● **To be done**
Copy the records below exactly as they appear.

(Stored data)
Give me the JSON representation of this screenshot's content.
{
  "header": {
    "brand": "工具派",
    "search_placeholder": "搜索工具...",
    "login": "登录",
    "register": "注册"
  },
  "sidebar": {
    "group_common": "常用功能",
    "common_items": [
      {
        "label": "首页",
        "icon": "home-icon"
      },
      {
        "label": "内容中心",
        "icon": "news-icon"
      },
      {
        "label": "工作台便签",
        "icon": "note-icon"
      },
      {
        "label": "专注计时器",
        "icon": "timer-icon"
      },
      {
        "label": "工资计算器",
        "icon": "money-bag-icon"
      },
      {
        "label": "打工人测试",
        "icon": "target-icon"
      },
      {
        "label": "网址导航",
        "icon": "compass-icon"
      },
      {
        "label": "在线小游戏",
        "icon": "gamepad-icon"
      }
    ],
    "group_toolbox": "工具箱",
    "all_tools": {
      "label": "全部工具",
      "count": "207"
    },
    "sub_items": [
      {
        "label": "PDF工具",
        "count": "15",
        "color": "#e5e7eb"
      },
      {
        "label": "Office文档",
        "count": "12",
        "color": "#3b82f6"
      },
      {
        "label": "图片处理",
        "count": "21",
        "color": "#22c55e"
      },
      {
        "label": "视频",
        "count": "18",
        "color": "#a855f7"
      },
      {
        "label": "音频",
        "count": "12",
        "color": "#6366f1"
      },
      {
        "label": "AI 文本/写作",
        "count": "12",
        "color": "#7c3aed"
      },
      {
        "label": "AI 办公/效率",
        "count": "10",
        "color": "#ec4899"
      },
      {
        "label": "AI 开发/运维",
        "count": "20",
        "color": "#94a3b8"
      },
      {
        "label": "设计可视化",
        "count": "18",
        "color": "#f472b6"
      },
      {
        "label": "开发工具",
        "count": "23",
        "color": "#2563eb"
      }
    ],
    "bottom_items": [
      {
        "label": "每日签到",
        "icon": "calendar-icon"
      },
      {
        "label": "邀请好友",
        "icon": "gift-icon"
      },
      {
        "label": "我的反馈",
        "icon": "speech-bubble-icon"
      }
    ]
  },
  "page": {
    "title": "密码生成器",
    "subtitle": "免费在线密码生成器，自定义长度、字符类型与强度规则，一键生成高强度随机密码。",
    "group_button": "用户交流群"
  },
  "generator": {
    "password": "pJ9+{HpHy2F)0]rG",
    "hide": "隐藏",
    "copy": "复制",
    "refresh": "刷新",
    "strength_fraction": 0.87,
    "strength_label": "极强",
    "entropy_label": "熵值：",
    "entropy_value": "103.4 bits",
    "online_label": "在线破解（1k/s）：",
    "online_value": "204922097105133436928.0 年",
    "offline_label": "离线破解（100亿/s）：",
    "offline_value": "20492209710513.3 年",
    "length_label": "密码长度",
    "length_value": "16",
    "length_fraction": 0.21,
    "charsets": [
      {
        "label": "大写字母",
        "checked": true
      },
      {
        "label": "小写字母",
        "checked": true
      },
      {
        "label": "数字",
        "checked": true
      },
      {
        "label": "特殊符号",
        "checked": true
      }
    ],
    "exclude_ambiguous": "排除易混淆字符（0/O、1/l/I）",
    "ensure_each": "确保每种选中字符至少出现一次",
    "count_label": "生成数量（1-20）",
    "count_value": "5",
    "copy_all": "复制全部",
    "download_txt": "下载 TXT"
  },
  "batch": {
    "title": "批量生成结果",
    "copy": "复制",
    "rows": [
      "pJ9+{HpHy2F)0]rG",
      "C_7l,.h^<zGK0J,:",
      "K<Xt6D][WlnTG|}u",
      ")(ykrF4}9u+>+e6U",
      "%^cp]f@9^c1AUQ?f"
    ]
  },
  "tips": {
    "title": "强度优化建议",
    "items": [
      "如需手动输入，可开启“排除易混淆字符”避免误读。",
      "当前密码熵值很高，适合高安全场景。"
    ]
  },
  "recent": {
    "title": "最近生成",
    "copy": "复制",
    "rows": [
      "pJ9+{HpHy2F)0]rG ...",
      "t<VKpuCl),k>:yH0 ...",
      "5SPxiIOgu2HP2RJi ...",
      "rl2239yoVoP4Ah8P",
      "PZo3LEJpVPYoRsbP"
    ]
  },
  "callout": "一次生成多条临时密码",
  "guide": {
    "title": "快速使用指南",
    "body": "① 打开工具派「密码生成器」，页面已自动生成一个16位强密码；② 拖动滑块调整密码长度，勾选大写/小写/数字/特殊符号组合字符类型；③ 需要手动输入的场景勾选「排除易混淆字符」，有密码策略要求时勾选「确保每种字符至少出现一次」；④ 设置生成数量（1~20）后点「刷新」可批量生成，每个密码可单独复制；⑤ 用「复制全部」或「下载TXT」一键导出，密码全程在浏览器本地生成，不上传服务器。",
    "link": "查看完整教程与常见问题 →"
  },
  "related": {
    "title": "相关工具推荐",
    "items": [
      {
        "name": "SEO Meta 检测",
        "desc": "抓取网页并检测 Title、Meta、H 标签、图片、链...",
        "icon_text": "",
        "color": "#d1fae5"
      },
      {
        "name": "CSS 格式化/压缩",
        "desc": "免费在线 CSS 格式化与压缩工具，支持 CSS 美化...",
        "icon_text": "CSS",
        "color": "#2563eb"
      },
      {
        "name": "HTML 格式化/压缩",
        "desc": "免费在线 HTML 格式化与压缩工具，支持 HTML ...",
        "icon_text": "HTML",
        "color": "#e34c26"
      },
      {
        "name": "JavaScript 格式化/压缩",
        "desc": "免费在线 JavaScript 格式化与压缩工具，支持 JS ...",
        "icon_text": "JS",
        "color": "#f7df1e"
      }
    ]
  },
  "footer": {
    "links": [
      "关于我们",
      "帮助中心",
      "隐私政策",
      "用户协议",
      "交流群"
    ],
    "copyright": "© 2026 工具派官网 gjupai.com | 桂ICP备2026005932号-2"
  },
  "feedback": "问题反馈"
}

● **Result**
Give me the JSON representation of this screenshot's content.
{
  "header": {
    "brand": "工具派",
    "search_placeholder": "搜索工具...",
    "login": "登录",
    "register": "注册"
  },
  "sidebar": {
    "group_common": "常用功能",
    "common_items": [
      {
        "label": "首页",
        "icon": "home-icon"
      },
      {
        "label": "内容中心",
        "icon": "news-icon"
      },
      {
        "label": "工作台便签",
        "icon": "note-icon"
      },
      {
        "label": "专注计时器",
        "icon": "timer-icon"
      },
      {
        "label": "工资计算器",
        "icon": "money-bag-icon"
      },
      {
        "label": "打工人测试",
        "icon": "target-icon"
      },
      {
        "label": "网址导航",
        "icon": "compass-icon"
      },
      {
        "label": "在线小游戏",
        "icon": "gamepad-icon"
      }
    ],
    "group_toolbox": "工具箱",
    "all_tools": {
      "label": "全部工具",
      "count": "207"
    },
    "sub_items": [
      {
        "label": "PDF工具",
        "count": "15",
        "color": "#e5e7eb"
      },
      {
        "label": "Office文档",
        "count": "12",
        "color": "#3b82f6"
      },
      {
        "label": "图片处理",
        "count": "21",
        "color": "#22c55e"
      },
      {
        "label": "视频",
        "count": "18",
        "color": "#a855f7"
      },
      {
        "label": "音频",
        "count": "12",
        "color": "#6366f1"
      },
      {
        "label": "AI 文本/写作",
        "count": "12",
        "color": "#7c3aed"
      },
      {
        "label": "AI 办公/效率",
        "count": "10",
        "color": "#ec4899"
      },
      {
        "label": "AI 开发/运维",
        "count": "20",
        "color": "#94a3b8"
      },
      {
        "label": "设计可视化",
        "count": "18",
        "color": "#f472b6"
      },
      {
        "label": "开发工具",
        "count": "23",
        "color": "#2563eb"
      }
    ],
    "bottom_items": [
      {
        "label": "每日签到",
        "icon": "calendar-icon"
      },
      {
        "label": "邀请好友",
        "icon": "gift-icon"
      },
      {
        "label": "我的反馈",
        "icon": "speech-bubble-icon"
      }
    ]
  },
  "page": {
    "title": "密码生成器",
    "subtitle": "免费在线密码生成器，自定义长度、字符类型与强度规则，一键生成高强度随机密码。",
    "group_button": "用户交流群"
  },
  "generator": {
    "password": "pJ9+{HpHy2F)0]rG",
    "hide": "隐藏",
    "copy": "复制",
    "refresh": "刷新",
    "strength_fraction": 0.87,
    "strength_label": "极强",
    "entropy_label": "熵值：",
    "entropy_value": "103.4 bits",
    "online_label": "在线破解（1k/s）：",
    "online_value": "204922097105133436928.0 年",
    "offline_label": "离线破解（100亿/s）：",
    "offline_value": "20492209710513.3 年",
    "length_label": "密码长度",
    "length_value": "16",
    "length_fraction": 0.21,
    "charsets": [
      {
        "label": "大写字母",
        "checked": true
      },
      {
        "label": "小写字母",
        "checked": true
      },
      {
        "label": "数字",
        "checked": true
      },
      {
        "label": "特殊符号",
        "checked": true
      }
    ],
    "exclude_ambiguous": "排除易混淆字符（0/O、1/l/I）",
    "ensure_each": "确保每种选中字符至少出现一次",
    "count_label": "生成数量（1-20）",
    "count_value": "5",
    "copy_all": "复制全部",
    "download_txt": "下载 TXT"
  },
  "batch": {
    "title": "批量生成结果",
    "copy": "复制",
    "rows": [
      "pJ9+{HpHy2F)0]rG",
      "C_7l,.h^<zGK0J,:",
      "K<Xt6D][WlnTG|}u",
      ")(ykrF4}9u+>+e6U",
      "%^cp]f@9^c1AUQ?f"
    ]
  },
  "tips": {
    "title": "强度优化建议",
    "items": [
      "如需手动输入，可开启“排除易混淆字符”避免误读。",
      "当前密码熵值很高，适合高安全场景。"
    ]
  },
  "recent": {
    "title": "最近生成",
    "copy": "复制",
    "rows": [
      "pJ9+{HpHy2F)0]rG ...",
      "t<VKpuCl),k>:yH0 ...",
      "5SPxiIOgu2HP2RJi ...",
      "rl2239yoVoP4Ah8P",
      "PZo3LEJpVPYoRsbP"
    ]
  },
  "callout": "一次生成多条临时密码",
  "guide": {
    "title": "快速使用指南",
    "body": "① 打开工具派「密码生成器」，页面已自动生成一个16位强密码；② 拖动滑块调整密码长度，勾选大写/小写/数字/特殊符号组合字符类型；③ 需要手动输入的场景勾选「排除易混淆字符」，有密码策略要求时勾选「确保每种字符至少出现一次」；④ 设置生成数量（1~20）后点「刷新」可批量生成，每个密码可单独复制；⑤ 用「复制全部」或「下载TXT」一键导出，密码全程在浏览器本地生成，不上传服务器。",
    "link": "查看完整教程与常见问题 →"
  },
  "related": {
    "title": "相关工具推荐",
    "items": [
      {
        "name": "SEO Meta 检测",
        "desc": "抓取网页并检测 Title、Meta、H 标签、图片、链...",
        "icon_text": "",
        "color": "#d1fae5"
      },
      {
        "name": "CSS 格式化/压缩",
        "desc": "免费在线 CSS 格式化与压缩工具，支持 CSS 美化...",
        "icon_text": "CSS",
        "color": "#2563eb"
      },
      {
        "name": "HTML 格式化/压缩",
        "desc": "免费在线 HTML 格式化与压缩工具，支持 HTML ...",
        "icon_text": "HTML",
        "color": "#e34c26"
      },
      {
        "name": "JavaScript 格式化/压缩",
        "desc": "免费在线 JavaScript 格式化与压缩工具，支持 JS ...",
        "icon_text": "JS",
        "color": "#f7df1e"
      }
    ]
  },
  "footer": {
    "links": [
      "关于我们",
      "帮助中心",
      "隐私政策",
      "用户协议",
      "交流群"
    ],
    "copyright": "© 2026 工具派官网 gjupai.com | 桂ICP备2026005932号-2"
  },
  "feedback": "问题反馈"
}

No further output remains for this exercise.